## Provided records:
_ _ _ _

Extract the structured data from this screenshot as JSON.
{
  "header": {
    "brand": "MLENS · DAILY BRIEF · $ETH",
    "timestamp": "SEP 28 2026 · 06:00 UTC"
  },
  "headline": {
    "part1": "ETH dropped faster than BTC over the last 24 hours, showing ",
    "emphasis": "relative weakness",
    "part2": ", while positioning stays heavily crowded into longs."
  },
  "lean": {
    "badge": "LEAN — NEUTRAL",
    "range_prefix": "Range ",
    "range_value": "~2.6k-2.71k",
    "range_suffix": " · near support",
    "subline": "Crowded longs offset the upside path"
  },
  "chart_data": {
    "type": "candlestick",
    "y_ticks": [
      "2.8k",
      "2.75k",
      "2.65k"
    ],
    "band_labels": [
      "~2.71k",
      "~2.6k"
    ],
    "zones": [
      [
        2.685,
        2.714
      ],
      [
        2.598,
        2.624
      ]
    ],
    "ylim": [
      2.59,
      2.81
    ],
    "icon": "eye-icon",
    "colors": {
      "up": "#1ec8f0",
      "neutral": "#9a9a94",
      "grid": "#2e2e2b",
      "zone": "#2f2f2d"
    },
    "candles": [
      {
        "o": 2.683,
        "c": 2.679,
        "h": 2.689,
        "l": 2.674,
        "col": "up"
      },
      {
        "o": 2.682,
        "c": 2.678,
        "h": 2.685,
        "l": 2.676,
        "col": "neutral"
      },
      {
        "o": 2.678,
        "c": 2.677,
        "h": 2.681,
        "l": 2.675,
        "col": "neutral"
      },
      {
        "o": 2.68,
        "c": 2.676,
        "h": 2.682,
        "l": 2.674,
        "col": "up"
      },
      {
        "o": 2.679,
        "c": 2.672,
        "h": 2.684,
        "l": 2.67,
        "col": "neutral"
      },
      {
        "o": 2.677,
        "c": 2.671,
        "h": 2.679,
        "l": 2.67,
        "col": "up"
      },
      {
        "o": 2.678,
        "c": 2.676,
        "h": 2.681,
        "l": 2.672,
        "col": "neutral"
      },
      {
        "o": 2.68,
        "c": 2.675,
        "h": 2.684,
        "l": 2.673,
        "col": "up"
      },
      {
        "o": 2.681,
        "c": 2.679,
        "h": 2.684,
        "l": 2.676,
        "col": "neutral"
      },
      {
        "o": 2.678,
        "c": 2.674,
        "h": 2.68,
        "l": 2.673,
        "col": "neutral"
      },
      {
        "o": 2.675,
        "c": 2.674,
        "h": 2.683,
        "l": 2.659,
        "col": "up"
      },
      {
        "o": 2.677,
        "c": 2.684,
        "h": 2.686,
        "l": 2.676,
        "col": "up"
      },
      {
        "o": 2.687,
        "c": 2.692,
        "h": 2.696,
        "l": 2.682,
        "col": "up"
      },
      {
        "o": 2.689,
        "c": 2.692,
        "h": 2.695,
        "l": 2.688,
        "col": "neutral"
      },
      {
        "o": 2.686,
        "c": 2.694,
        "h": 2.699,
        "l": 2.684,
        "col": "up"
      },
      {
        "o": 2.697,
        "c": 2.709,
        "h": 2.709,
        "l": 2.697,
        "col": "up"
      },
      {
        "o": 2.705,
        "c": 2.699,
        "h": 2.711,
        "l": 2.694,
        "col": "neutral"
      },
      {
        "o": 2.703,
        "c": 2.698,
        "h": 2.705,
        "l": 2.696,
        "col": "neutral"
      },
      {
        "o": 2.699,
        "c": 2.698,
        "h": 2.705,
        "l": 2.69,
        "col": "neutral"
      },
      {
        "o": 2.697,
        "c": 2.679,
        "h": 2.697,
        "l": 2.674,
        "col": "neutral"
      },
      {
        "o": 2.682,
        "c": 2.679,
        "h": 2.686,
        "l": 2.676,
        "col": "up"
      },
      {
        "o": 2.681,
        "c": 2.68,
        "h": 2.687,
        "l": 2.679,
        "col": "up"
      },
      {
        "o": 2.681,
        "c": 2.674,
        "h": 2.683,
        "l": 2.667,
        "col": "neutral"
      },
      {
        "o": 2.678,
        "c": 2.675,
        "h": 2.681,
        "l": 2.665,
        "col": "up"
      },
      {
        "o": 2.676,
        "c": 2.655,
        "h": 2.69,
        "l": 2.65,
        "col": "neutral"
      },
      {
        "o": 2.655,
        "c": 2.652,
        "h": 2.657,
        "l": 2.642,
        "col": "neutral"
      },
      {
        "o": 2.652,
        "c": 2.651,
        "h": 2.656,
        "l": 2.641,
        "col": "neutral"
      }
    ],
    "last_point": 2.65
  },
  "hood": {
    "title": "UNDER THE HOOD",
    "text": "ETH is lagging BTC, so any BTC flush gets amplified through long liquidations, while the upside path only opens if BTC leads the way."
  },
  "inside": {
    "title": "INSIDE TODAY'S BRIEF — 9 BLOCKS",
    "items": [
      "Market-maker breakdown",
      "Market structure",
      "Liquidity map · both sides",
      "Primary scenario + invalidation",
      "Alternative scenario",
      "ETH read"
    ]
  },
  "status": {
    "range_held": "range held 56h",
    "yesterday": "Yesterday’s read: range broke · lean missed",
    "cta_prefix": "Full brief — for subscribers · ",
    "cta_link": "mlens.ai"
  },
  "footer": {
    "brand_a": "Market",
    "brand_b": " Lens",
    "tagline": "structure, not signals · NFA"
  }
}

_ _ _ _

## Short task:
Go through the material above line by line and copy it exactly.

## Finished answer:
Extract the structured data from this screenshot as JSON.
{
  "header": {
    "brand": "MLENS · DAILY BRIEF · $ETH",
    "timestamp": "SEP 28 2026 · 06:00 UTC"
  },
  "headline": {
    "part1": "ETH dropped faster than BTC over the last 24 hours, showing ",
    "emphasis": "relative weakness",
    "part2": ", while positioning stays heavily crowded into longs."
  },
  "lean": {
    "badge": "LEAN — NEUTRAL",
    "range_prefix": "Range ",
    "range_value": "~2.6k-2.71k",
    "range_suffix": " · near support",
    "subline": "Crowded longs offset the upside path"
  },
  "chart_data": {
    "type": "candlestick",
    "y_ticks": [
      "2.8k",
      "2.75k",
      "2.65k"
    ],
    "band_labels": [
      "~2.71k",
      "~2.6k"
    ],
    "zones": [
      [
        2.685,
        2.714
      ],
      [
        2.598,
        2.624
      ]
    ],
    "ylim": [
      2.59,
      2.81
    ],
    "icon": "eye-icon",
    "colors": {
      "up": "#1ec8f0",
      "neutral": "#9a9a94",
      "grid": "#2e2e2b",
      "zone": "#2f2f2d"
    },
    "candles": [
      {
        "o": 2.683,
        "c": 2.679,
        "h": 2.689,
        "l": 2.674,
        "col": "up"
      },
      {
        "o": 2.682,
        "c": 2.678,
        "h": 2.685,
        "l": 2.676,
        "col": "neutral"
      },
      {
        "o": 2.678,
        "c": 2.677,
        "h": 2.681,
        "l": 2.675,
        "col": "neutral"
      },
      {
        "o": 2.68,
        "c": 2.676,
        "h": 2.682,
        "l": 2.674,
        "col": "up"
      },
      {
        "o": 2.679,
        "c": 2.672,
        "h": 2.684,
        "l": 2.67,
        "col": "neutral"
      },
      {
        "o": 2.677,
        "c": 2.671,
        "h": 2.679,
        "l": 2.67,
        "col": "up"
      },
      {
        "o": 2.678,
        "c": 2.676,
        "h": 2.681,
        "l": 2.672,
        "col": "neutral"
      },
      {
        "o": 2.68,
        "c": 2.675,
        "h": 2.684,
        "l": 2.673,
        "col": "up"
      },
      {
        "o": 2.681,
        "c": 2.679,
        "h": 2.684,
        "l": 2.676,
        "col": "neutral"
      },
      {
        "o": 2.678,
        "c": 2.674,
        "h": 2.68,
        "l": 2.673,
        "col": "neutral"
      },
      {
        "o": 2.675,
        "c": 2.674,
        "h": 2.683,
        "l": 2.659,
        "col": "up"
      },
      {
        "o": 2.677,
        "c": 2.684,
        "h": 2.686,
        "l": 2.676,
        "col": "up"
      },
      {
        "o": 2.687,
        "c": 2.692,
        "h": 2.696,
        "l": 2.682,
        "col": "up"
      },
      {
        "o": 2.689,
        "c": 2.692,
        "h": 2.695,
        "l": 2.688,
        "col": "neutral"
      },
      {
        "o": 2.686,
        "c": 2.694,
        "h": 2.699,
        "l": 2.684,
        "col": "up"
      },
      {
        "o": 2.697,
        "c": 2.709,
        "h": 2.709,
        "l": 2.697,
        "col": "up"
      },
      {
        "o": 2.705,
        "c": 2.699,
        "h": 2.711,
        "l": 2.694,
        "col": "neutral"
      },
      {
        "o": 2.703,
        "c": 2.698,
        "h": 2.705,
        "l": 2.696,
        "col": "neutral"
      },
      {
        "o": 2.699,
        "c": 2.698,
        "h": 2.705,
        "l": 2.69,
        "col": "neutral"
      },
      {
        "o": 2.697,
        "c": 2.679,
        "h": 2.697,
        "l": 2.674,
        "col": "neutral"
      },
      {
        "o": 2.682,
        "c": 2.679,
        "h": 2.686,
        "l": 2.676,
        "col": "up"
      },
      {
        "o": 2.681,
        "c": 2.68,
        "h": 2.687,
        "l": 2.679,
        "col": "up"
      },
      {
        "o": 2.681,
        "c": 2.674,
        "h": 2.683,
        "l": 2.667,
        "col": "neutral"
      },
      {
        "o": 2.678,
        "c": 2.675,
        "h": 2.681,
        "l": 2.665,
        "col": "up"
      },
      {
        "o": 2.676,
        "c": 2.655,
        "h": 2.69,
        "l": 2.65,
        "col": "neutral"
      },
      {
        "o": 2.655,
        "c": 2.652,
        "h": 2.657,
        "l": 2.642,
        "col": "neutral"
      },
      {
        "o": 2.652,
        "c": 2.651,
        "h": 2.656,
        "l": 2.641,
        "col": "neutral"
      }
    ],
    "last_point": 2.65
  },
  "hood": {
    "title": "UNDER THE HOOD",
    "text": "ETH is lagging BTC, so any BTC flush gets amplified through long liquidations, while the upside path only opens if BTC leads the way."
  },
  "inside": {
    "title": "INSIDE TODAY'S BRIEF — 9 BLOCKS",
    "items": [
      "Market-maker breakdown",
      "Market structure",
      "Liquidity map · both sides",
      "Primary scenario + invalidation",
      "Alternative scenario",
      "ETH read"
    ]
  },
  "status": {
    "range_held": "range held 56h",
    "yesterday": "Yesterday’s read: range broke · lean missed",
    "cta_prefix": "Full brief — for subscribers · ",
    "cta_link": "mlens.ai"
  },
  "footer": {
    "brand_a": "Market",
    "brand_b": " Lens",
    "tagline": "structure, not signals · NFA"
  }
}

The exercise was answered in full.